- _CONSIGNES_:
[a] Affichez, sans rien y changer, le passage du texte sur les logiciels libres en entreprise qui va de "Logiciels libres et entreprises" jusqu'à "du matériel informatique." inclus.
[b] Dans les enregistrements, reprenez les lignes allant du début jusqu'à la ligne contenant "signup-prompt-row: Don’t have" incluse, en changeant "account" en "profile" et sans toucher au reste.

- _TEXTE DU DOCUMENT_:
:::::

Logiciels libres et entreprises : réflexions post-réunion

LinuxSuite à une réunion organiser par l’association ubuntu-dijon à la CRCI sur les rapports entre les logiciels libres et les entreprises, je vous livre ici quelques réflexions que nous avons eu et ce que j’en retire.

Le discours à adopter pour la présentation des logiciels libres varie en fonction des types d’entreprises. Pour faire assez simple il faut au minimum trois catégories :

  • Les TPE de moins de 20 personnes , où le système informatique n’est pas immédiatement critique, se rapprochent des besoins des particuliers. Dans ce cas, les logiciels « génériques » sont suffisants sans adaptations pointues et le matériel informatique est hétérogène car il s’achète au fur et à mesure des besoins. Le support se fait soit par une personne de l’entreprise soit par le vendeur du matériel informatique.

  • Les autres entreprises qui ont des systèmes d’informations plus important. Ici, le parc de matériels est important et le plus homogène possible pour simplifier le support technique qui est (en partie) interne. Les logiciels métiers sont adaptés à l’activité de l’entreprise et une panne peut rapidement avoir des conséquences graves. Des contrats de supports H+4 ou J+1 sont passés pour prévenir ces pannes au mieux.

  • Les administrations se classent à part car même si elles se rapprochent des grandes entreprises dans leurs besoins, la réflexion sur les licences logiciels et sur le format des données est plus avancée (et les équipes de développement en interne plus importantes).

Dans tous les cas, l’opposition libre/propriétaire n’est pas la première cause de changement à mettre en avant. En effet, les logiciels doivent répondre à des besoins. Ce sont ces besoins qu’il faut analyser en premier pour en déduire les solutions possibles qu’elles que soient leur licence. Ensuite viendra le choix en fonction des critères périphériques comme le coût d’acquisition, le support, la formation et pour finir le coût global. Il y a probablement des cas où les solutions libres seront opportunes et d’autres où les logiciels propriétaires auront leur place.

:::::

(Listes de coordonnées des cadres)
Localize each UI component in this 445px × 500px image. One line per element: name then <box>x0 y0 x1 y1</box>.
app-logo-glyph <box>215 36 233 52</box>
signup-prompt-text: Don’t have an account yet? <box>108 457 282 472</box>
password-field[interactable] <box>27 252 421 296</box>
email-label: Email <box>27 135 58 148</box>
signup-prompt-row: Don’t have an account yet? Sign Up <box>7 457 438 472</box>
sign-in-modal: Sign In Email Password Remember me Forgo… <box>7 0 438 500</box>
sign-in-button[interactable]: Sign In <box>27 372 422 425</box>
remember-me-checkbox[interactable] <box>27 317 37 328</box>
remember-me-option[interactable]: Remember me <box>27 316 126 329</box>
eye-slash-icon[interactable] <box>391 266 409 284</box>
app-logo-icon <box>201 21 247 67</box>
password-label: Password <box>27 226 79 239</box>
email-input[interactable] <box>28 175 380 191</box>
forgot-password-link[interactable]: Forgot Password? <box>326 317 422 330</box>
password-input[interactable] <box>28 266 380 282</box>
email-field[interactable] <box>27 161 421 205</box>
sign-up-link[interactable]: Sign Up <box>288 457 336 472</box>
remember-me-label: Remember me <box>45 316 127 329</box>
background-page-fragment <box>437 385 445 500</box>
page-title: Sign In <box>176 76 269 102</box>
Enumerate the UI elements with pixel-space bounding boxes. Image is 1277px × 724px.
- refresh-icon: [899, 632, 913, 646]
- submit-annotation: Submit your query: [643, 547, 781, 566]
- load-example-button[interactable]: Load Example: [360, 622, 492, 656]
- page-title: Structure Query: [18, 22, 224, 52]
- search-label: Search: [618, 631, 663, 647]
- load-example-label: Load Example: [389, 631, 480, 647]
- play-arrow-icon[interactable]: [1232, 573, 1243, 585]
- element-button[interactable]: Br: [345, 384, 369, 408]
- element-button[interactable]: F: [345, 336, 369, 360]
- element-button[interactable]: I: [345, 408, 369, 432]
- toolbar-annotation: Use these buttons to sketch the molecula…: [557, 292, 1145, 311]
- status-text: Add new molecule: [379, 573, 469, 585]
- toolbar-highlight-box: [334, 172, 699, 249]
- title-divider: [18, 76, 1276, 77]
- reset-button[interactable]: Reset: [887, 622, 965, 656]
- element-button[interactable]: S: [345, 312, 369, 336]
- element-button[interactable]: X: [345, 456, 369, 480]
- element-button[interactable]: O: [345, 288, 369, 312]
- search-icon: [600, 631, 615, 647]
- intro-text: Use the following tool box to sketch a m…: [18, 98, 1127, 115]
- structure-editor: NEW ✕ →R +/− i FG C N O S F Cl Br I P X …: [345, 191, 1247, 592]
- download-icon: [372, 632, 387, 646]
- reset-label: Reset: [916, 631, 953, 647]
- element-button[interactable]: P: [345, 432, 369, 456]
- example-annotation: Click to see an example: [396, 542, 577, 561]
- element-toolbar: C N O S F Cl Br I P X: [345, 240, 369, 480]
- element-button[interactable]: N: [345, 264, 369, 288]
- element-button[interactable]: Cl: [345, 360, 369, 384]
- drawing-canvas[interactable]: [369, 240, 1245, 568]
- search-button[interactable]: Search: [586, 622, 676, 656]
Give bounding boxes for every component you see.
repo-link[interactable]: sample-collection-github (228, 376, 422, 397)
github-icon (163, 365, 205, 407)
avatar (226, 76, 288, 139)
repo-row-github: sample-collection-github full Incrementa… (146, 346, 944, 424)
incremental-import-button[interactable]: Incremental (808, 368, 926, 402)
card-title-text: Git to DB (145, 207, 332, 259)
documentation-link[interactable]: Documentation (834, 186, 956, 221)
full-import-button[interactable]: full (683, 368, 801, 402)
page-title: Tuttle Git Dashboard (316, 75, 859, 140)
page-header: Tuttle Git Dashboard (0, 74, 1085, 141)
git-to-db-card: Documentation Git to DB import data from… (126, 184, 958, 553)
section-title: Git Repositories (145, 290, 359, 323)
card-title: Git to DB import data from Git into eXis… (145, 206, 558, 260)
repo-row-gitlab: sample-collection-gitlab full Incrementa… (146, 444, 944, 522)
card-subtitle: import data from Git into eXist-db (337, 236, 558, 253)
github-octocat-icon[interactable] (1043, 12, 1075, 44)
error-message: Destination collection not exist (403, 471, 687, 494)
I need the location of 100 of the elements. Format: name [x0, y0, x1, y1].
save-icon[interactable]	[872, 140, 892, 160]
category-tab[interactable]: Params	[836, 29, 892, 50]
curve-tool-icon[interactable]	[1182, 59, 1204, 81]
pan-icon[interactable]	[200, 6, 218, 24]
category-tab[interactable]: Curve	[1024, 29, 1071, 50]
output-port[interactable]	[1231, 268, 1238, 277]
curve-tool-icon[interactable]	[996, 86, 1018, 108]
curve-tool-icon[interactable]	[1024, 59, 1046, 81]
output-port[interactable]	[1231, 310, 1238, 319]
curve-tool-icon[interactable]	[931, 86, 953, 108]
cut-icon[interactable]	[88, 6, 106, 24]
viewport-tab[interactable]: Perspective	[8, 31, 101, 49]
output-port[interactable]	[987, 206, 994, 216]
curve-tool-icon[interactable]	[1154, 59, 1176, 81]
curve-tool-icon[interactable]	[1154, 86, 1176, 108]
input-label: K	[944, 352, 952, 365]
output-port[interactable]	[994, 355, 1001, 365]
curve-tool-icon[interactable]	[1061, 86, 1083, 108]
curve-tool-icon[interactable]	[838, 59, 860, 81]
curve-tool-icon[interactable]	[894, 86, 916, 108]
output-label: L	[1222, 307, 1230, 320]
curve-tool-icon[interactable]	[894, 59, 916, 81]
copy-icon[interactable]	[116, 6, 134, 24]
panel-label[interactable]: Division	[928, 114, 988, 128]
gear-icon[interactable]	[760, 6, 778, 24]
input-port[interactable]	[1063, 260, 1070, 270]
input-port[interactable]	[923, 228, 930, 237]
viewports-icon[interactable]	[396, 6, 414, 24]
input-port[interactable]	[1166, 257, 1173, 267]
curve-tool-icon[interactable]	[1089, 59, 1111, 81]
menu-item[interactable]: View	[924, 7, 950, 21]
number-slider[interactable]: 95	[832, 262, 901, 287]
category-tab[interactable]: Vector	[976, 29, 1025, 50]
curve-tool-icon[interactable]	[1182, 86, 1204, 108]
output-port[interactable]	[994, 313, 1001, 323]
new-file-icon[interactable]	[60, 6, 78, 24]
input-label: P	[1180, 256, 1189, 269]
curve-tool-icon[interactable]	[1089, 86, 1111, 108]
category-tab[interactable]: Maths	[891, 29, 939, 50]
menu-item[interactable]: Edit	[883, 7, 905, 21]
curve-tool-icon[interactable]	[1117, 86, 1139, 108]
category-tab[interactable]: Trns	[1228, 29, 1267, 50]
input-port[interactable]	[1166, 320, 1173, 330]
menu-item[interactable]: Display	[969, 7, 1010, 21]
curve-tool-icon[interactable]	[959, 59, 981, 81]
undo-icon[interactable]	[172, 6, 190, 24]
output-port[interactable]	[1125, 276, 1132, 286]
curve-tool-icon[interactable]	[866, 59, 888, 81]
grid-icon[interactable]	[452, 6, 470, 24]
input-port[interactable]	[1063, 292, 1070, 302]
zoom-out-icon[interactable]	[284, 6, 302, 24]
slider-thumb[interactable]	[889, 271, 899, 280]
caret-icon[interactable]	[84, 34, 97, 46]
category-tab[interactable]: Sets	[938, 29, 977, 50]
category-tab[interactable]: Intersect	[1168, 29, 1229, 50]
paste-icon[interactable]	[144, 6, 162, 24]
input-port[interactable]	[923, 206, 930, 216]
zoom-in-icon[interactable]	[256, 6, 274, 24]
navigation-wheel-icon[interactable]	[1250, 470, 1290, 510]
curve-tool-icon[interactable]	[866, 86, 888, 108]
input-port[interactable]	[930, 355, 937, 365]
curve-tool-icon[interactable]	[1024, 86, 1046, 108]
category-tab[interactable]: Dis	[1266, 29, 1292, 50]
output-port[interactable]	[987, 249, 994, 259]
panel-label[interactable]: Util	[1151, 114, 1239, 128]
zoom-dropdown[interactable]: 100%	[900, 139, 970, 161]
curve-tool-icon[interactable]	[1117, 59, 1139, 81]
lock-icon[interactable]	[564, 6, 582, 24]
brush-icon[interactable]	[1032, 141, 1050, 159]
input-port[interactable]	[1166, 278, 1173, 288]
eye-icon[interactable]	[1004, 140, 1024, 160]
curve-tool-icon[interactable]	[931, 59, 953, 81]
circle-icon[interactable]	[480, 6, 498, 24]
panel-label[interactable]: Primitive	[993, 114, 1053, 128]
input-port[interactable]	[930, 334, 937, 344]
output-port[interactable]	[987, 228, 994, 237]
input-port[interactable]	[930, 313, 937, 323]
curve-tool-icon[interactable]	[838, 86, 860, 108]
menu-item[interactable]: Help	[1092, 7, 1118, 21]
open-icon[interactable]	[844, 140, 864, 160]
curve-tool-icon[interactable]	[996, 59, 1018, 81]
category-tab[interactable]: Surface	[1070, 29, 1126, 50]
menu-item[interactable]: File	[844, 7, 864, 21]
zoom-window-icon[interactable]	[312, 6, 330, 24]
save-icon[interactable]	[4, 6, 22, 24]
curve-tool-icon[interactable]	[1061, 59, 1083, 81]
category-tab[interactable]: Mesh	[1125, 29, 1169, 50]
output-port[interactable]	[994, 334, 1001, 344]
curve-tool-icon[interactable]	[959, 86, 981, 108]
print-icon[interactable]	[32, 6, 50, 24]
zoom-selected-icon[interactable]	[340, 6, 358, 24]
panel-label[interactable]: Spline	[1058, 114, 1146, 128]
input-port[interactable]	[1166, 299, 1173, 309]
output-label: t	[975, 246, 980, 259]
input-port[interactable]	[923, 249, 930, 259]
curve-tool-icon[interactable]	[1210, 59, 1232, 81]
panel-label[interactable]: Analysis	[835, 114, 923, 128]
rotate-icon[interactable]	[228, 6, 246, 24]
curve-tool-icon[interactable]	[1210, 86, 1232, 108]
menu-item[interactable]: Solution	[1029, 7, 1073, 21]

:::::

- _RÉPONSES ATTENDUES_:
[a]
Logiciels libres et entreprises : réflexions post-réunion

LinuxSuite à une réunion organiser par l’association ubuntu-dijon à la CRCI sur les rapports entre les logiciels libres et les entreprises, je vous livre ici quelques réflexions que nous avons eu et ce que j’en retire.

Le discours à adopter pour la présentation des logiciels libres varie en fonction des types d’entreprises. Pour faire assez simple il faut au minimum trois catégories :

  • Les TPE de moins de 20 personnes , où le système informatique n’est pas immédiatement critique, se rapprochent des besoins des particuliers. Dans ce cas, les logiciels « génériques » sont suffisants sans adaptations pointues et le matériel informatique est hétérogène car il s’achète au fur et à mesure des besoins. Le support se fait soit par une personne de l’entreprise soit par le vendeur du matériel informatique.

[b]
Localize each UI component in this 445px × 500px image. One line per element: name then <box>x0 y0 x1 y1</box>.
app-logo-glyph <box>215 36 233 52</box>
signup-prompt-text: Don’t have an profile yet? <box>108 457 282 472</box>
password-field[interactable] <box>27 252 421 296</box>
email-label: Email <box>27 135 58 148</box>
signup-prompt-row: Don’t have an profile yet? Sign Up <box>7 457 438 472</box>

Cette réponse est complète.